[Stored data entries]
******

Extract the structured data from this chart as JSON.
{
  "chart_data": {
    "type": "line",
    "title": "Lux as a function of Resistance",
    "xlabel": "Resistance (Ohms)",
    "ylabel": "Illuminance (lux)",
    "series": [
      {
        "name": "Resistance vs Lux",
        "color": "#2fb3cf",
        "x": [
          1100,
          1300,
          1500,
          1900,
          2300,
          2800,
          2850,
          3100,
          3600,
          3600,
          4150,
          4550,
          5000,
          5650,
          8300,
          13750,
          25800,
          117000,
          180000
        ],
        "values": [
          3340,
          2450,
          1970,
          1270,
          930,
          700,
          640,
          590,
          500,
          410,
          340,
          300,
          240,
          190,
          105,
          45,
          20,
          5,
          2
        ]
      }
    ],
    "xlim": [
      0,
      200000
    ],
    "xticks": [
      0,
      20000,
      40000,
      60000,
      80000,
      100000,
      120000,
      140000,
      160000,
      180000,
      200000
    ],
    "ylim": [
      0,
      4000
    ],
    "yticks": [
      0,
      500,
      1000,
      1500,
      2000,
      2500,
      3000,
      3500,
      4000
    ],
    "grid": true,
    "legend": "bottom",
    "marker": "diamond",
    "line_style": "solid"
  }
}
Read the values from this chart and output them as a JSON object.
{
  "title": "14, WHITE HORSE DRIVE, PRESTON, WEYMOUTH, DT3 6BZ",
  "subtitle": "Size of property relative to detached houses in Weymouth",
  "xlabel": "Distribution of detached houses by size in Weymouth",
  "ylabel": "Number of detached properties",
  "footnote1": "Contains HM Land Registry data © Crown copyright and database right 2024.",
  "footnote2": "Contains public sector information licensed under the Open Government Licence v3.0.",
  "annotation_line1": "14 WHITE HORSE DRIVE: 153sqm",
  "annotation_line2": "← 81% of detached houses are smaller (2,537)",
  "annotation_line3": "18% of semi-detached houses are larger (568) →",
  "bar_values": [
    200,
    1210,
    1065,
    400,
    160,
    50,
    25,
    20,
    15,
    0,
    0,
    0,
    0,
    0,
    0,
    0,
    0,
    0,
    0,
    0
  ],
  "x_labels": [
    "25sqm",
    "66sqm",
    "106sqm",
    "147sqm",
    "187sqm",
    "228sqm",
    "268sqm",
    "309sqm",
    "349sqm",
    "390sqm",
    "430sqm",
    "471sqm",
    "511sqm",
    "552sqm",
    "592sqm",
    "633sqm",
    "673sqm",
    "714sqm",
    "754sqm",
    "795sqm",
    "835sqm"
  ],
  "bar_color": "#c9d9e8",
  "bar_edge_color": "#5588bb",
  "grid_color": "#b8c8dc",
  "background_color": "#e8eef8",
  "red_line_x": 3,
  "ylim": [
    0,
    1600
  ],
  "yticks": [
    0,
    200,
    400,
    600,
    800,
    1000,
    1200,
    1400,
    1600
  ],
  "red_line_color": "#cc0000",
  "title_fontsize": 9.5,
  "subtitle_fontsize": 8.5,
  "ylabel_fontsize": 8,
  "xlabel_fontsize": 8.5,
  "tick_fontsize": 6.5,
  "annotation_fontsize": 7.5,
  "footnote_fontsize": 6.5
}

******

**Aim**
Return the whole listing exactly.

**Solution for this task**
Extract the structured data from this chart as JSON.
{
  "chart_data": {
    "type": "line",
    "title": "Lux as a function of Resistance",
    "xlabel": "Resistance (Ohms)",
    "ylabel": "Illuminance (lux)",
    "series": [
      {
        "name": "Resistance vs Lux",
        "color": "#2fb3cf",
        "x": [
          1100,
          1300,
          1500,
          1900,
          2300,
          2800,
          2850,
          3100,
          3600,
          3600,
          4150,
          4550,
          5000,
          5650,
          8300,
          13750,
          25800,
          117000,
          180000
        ],
        "values": [
          3340,
          2450,
          1970,
          1270,
          930,
          700,
          640,
          590,
          500,
          410,
          340,
          300,
          240,
          190,
          105,
          45,
          20,
          5,
          2
        ]
      }
    ],
    "xlim": [
      0,
      200000
    ],
    "xticks": [
      0,
      20000,
      40000,
      60000,
      80000,
      100000,
      120000,
      140000,
      160000,
      180000,
      200000
    ],
    "ylim": [
      0,
      4000
    ],
    "yticks": [
      0,
      500,
      1000,
      1500,
      2000,
      2500,
      3000,
      3500,
      4000
    ],
    "grid": true,
    "legend": "bottom",
    "marker": "diamond",
    "line_style": "solid"
  }
}
Read the values from this chart and output them as a JSON object.
{
  "title": "14, WHITE HORSE DRIVE, PRESTON, WEYMOUTH, DT3 6BZ",
  "subtitle": "Size of property relative to detached houses in Weymouth",
  "xlabel": "Distribution of detached houses by size in Weymouth",
  "ylabel": "Number of detached properties",
  "footnote1": "Contains HM Land Registry data © Crown copyright and database right 2024.",
  "footnote2": "Contains public sector information licensed under the Open Government Licence v3.0.",
  "annotation_line1": "14 WHITE HORSE DRIVE: 153sqm",
  "annotation_line2": "← 81% of detached houses are smaller (2,537)",
  "annotation_line3": "18% of semi-detached houses are larger (568) →",
  "bar_values": [
    200,
    1210,
    1065,
    400,
    160,
    50,
    25,
    20,
    15,
    0,
    0,
    0,
    0,
    0,
    0,
    0,
    0,
    0,
    0,
    0
  ],
  "x_labels": [
    "25sqm",
    "66sqm",
    "106sqm",
    "147sqm",
    "187sqm",
    "228sqm",
    "268sqm",
    "309sqm",
    "349sqm",
    "390sqm",
    "430sqm",
    "471sqm",
    "511sqm",
    "552sqm",
    "592sqm",
    "633sqm",
    "673sqm",
    "714sqm",
    "754sqm",
    "795sqm",
    "835sqm"
  ],
  "bar_color": "#c9d9e8",
  "bar_edge_color": "#5588bb",
  "grid_color": "#b8c8dc",
  "background_color": "#e8eef8",
  "red_line_x": 3,
  "ylim": [
    0,
    1600
  ],
  "yticks": [
    0,
    200,
    400,
    600,
    800,
    1000,
    1200,
    1400,
    1600
  ],
  "red_line_color": "#cc0000",
  "title_fontsize": 9.5,
  "subtitle_fontsize": 8.5,
  "ylabel_fontsize": 8,
  "xlabel_fontsize": 8.5,
  "tick_fontsize": 6.5,
  "annotation_fontsize": 7.5,
  "footnote_fontsize": 6.5
}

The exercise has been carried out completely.